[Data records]

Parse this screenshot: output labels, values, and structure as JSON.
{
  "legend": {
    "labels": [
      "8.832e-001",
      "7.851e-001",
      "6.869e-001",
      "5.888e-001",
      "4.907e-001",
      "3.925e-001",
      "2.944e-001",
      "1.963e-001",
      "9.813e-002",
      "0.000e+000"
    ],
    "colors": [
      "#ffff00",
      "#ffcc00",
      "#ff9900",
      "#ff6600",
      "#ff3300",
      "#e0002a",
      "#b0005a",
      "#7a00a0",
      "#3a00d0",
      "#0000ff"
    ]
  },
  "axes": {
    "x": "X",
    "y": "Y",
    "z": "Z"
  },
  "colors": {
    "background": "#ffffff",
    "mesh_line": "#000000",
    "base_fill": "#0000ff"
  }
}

▶ The task: From the data above, extract every line in its exact form.

▶ Exercise output:
Parse this screenshot: output labels, values, and structure as JSON.
{
  "legend": {
    "labels": [
      "8.832e-001",
      "7.851e-001",
      "6.869e-001",
      "5.888e-001",
      "4.907e-001",
      "3.925e-001",
      "2.944e-001",
      "1.963e-001",
      "9.813e-002",
      "0.000e+000"
    ],
    "colors": [
      "#ffff00",
      "#ffcc00",
      "#ff9900",
      "#ff6600",
      "#ff3300",
      "#e0002a",
      "#b0005a",
      "#7a00a0",
      "#3a00d0",
      "#0000ff"
    ]
  },
  "axes": {
    "x": "X",
    "y": "Y",
    "z": "Z"
  },
  "colors": {
    "background": "#ffffff",
    "mesh_line": "#000000",
    "base_fill": "#0000ff"
  }
}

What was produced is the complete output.